Give the records back in full, exactly as they read.
------------------------------
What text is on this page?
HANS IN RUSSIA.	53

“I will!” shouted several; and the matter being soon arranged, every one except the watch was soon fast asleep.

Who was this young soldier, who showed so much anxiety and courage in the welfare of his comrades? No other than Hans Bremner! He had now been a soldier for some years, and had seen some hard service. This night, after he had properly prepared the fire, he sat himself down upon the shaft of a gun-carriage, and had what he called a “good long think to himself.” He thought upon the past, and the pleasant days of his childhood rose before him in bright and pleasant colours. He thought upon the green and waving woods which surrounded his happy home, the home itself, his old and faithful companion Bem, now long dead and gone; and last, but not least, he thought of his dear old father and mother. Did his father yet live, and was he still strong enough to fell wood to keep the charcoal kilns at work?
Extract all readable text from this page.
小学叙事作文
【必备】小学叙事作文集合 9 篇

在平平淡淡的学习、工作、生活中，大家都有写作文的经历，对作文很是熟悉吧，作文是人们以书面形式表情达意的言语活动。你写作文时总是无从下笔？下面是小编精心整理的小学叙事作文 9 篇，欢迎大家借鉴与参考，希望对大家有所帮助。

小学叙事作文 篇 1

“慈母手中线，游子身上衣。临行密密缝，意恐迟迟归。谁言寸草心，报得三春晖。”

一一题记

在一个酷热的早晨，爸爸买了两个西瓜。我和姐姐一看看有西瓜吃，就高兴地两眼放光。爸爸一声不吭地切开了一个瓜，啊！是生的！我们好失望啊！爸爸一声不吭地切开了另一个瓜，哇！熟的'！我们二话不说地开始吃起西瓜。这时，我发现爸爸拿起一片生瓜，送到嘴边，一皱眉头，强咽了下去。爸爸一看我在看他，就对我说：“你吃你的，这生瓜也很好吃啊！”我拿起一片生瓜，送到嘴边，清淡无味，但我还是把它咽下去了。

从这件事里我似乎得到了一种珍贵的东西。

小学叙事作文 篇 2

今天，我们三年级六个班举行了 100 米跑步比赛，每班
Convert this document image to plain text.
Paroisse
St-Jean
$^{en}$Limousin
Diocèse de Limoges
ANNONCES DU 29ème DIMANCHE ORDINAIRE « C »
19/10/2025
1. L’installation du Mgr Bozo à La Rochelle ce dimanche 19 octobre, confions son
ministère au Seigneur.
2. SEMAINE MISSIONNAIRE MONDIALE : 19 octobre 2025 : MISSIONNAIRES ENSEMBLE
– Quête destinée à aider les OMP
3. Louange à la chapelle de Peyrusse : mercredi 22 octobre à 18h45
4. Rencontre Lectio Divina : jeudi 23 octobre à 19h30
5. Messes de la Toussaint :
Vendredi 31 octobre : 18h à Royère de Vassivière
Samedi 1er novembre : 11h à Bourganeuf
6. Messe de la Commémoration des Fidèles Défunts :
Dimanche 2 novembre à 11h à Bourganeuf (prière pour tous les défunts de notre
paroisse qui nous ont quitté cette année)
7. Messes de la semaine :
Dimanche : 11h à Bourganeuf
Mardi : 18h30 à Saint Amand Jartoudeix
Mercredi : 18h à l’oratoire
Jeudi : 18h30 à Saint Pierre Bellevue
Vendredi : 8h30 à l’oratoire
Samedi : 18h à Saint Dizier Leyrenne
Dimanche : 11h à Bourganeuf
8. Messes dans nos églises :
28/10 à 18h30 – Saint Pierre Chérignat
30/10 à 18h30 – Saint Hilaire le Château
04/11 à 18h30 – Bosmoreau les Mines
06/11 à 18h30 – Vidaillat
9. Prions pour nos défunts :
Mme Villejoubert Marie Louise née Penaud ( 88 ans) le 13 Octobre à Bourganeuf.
------------------------------
RESULT:
What text is on this page?
HANS IN RUSSIA.	53

“I will!” shouted several; and the matter being soon arranged, every one except the watch was soon fast asleep.

Who was this young soldier, who showed so much anxiety and courage in the welfare of his comrades? No other than Hans Bremner! He had now been a soldier for some years, and had seen some hard service. This night, after he had properly prepared the fire, he sat himself down upon the shaft of a gun-carriage, and had what he called a “good long think to himself.” He thought upon the past, and the pleasant days of his childhood rose before him in bright and pleasant colours. He thought upon the green and waving woods which surrounded his happy home, the home itself, his old and faithful companion Bem, now long dead and gone; and last, but not least, he thought of his dear old father and mother. Did his father yet live, and was he still strong enough to fell wood to keep the charcoal kilns at work?
Extract all readable text from this page.
小学叙事作文
【必备】小学叙事作文集合 9 篇

在平平淡淡的学习、工作、生活中，大家都有写作文的经历，对作文很是熟悉吧，作文是人们以书面形式表情达意的言语活动。你写作文时总是无从下笔？下面是小编精心整理的小学叙事作文 9 篇，欢迎大家借鉴与参考，希望对大家有所帮助。

小学叙事作文 篇 1

“慈母手中线，游子身上衣。临行密密缝，意恐迟迟归。谁言寸草心，报得三春晖。”

一一题记

在一个酷热的早晨，爸爸买了两个西瓜。我和姐姐一看看有西瓜吃，就高兴地两眼放光。爸爸一声不吭地切开了一个瓜，啊！是生的！我们好失望啊！爸爸一声不吭地切开了另一个瓜，哇！熟的'！我们二话不说地开始吃起西瓜。这时，我发现爸爸拿起一片生瓜，送到嘴边，一皱眉头，强咽了下去。爸爸一看我在看他，就对我说：“你吃你的，这生瓜也很好吃啊！”我拿起一片生瓜，送到嘴边，清淡无味，但我还是把它咽下去了。

从这件事里我似乎得到了一种珍贵的东西。

小学叙事作文 篇 2

今天，我们三年级六个班举行了 100 米跑步比赛，每班
Convert this document image to plain text.
Paroisse
St-Jean
$^{en}$Limousin
Diocèse de Limoges
ANNONCES DU 29ème DIMANCHE ORDINAIRE « C »
19/10/2025
1. L’installation du Mgr Bozo à La Rochelle ce dimanche 19 octobre, confions son
ministère au Seigneur.
2. SEMAINE MISSIONNAIRE MONDIALE : 19 octobre 2025 : MISSIONNAIRES ENSEMBLE
– Quête destinée à aider les OMP
3. Louange à la chapelle de Peyrusse : mercredi 22 octobre à 18h45
4. Rencontre Lectio Divina : jeudi 23 octobre à 19h30
5. Messes de la Toussaint :
Vendredi 31 octobre : 18h à Royère de Vassivière
Samedi 1er novembre : 11h à Bourganeuf
6. Messe de la Commémoration des Fidèles Défunts :
Dimanche 2 novembre à 11h à Bourganeuf (prière pour tous les défunts de notre
paroisse qui nous ont quitté cette année)
7. Messes de la semaine :
Dimanche : 11h à Bourganeuf
Mardi : 18h30 à Saint Amand Jartoudeix
Mercredi : 18h à l’oratoire
Jeudi : 18h30 à Saint Pierre Bellevue
Vendredi : 8h30 à l’oratoire
Samedi : 18h à Saint Dizier Leyrenne
Dimanche : 11h à Bourganeuf
8. Messes dans nos églises :
28/10 à 18h30 – Saint Pierre Chérignat
30/10 à 18h30 – Saint Hilaire le Château
04/11 à 18h30 – Bosmoreau les Mines
06/11 à 18h30 – Vidaillat
9. Prions pour nos défunts :
Mme Villejoubert Marie Louise née Penaud ( 88 ans) le 13 Octobre à Bourganeuf.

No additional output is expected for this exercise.